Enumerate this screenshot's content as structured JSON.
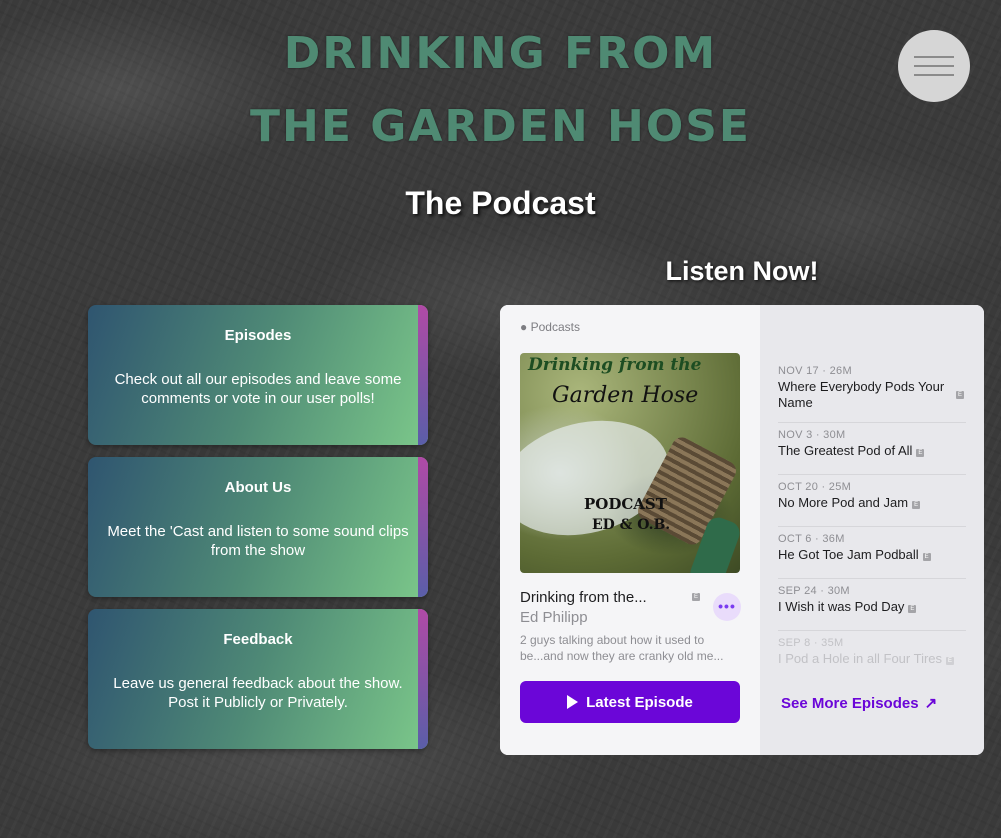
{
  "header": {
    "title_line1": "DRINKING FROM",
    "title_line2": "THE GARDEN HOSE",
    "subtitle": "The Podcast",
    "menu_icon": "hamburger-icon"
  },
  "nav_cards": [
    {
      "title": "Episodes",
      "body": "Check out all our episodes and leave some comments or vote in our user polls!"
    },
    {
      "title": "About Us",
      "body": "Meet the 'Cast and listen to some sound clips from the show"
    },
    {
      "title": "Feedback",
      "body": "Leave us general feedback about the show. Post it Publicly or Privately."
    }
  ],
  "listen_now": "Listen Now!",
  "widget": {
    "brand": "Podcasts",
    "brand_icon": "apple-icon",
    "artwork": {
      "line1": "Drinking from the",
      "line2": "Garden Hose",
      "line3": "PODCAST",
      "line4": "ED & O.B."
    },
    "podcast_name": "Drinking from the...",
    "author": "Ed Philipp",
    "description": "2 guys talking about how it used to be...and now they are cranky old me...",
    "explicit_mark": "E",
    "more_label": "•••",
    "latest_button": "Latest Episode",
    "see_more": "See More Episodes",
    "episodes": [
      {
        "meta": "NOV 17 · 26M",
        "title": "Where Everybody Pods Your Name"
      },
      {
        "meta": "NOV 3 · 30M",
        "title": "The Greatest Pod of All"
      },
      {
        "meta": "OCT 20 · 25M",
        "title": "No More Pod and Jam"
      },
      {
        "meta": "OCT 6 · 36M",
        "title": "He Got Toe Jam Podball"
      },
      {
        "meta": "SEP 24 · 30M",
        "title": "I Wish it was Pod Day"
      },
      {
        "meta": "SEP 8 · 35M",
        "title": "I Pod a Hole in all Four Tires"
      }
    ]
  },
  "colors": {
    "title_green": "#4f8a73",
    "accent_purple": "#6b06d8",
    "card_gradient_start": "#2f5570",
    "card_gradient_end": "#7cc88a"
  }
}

* * *

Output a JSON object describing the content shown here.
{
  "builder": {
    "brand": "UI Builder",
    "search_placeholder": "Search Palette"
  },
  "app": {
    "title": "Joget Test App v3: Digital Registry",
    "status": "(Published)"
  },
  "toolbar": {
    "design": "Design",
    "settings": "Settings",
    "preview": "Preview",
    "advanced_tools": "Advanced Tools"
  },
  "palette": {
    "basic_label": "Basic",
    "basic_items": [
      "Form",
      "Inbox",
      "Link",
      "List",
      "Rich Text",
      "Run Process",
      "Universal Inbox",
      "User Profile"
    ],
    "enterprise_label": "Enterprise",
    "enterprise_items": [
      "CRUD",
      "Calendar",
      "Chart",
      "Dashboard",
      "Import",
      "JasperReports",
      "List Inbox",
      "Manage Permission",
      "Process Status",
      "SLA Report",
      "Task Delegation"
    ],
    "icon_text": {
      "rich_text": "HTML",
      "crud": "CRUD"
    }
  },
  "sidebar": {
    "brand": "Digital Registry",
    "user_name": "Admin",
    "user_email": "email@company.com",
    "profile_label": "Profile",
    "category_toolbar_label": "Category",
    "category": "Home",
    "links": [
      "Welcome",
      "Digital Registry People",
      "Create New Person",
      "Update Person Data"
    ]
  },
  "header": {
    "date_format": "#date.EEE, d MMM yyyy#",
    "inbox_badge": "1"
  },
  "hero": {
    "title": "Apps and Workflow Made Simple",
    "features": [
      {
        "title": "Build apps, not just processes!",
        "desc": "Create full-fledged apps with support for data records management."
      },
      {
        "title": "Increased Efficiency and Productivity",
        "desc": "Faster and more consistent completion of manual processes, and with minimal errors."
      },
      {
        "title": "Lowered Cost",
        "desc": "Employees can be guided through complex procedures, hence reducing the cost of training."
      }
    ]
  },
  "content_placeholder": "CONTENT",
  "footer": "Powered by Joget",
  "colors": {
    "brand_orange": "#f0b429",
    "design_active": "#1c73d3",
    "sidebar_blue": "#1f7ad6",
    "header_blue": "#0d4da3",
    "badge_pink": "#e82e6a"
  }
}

--

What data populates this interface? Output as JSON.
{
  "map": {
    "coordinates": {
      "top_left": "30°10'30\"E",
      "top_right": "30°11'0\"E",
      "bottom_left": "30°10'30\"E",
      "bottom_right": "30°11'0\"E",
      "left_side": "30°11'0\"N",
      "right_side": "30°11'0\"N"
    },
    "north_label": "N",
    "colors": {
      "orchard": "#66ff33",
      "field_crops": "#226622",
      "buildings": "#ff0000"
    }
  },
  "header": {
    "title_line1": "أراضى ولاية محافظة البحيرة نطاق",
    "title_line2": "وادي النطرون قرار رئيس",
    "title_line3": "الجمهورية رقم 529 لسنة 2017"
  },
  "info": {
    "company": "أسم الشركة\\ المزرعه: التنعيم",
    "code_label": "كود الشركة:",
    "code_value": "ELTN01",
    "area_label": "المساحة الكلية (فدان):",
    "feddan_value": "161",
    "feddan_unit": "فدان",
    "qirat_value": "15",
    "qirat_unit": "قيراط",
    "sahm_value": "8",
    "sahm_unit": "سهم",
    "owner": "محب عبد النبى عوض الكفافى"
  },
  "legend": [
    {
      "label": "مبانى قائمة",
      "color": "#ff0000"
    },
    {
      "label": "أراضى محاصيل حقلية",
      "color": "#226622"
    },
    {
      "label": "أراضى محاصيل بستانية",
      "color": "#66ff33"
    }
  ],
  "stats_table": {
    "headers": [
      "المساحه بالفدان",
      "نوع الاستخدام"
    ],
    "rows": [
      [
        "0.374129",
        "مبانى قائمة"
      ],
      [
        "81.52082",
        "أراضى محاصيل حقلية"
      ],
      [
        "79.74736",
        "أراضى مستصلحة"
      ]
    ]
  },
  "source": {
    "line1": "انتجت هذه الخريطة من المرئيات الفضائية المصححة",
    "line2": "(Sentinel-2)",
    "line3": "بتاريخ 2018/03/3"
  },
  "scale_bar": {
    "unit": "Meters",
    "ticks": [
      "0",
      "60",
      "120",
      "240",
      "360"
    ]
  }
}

Required task: Identify and copy all lines with the word "Joget".

Problem solution:
    "title": "Joget Test App v3: Digital Registry",
  "footer": "Powered by Joget",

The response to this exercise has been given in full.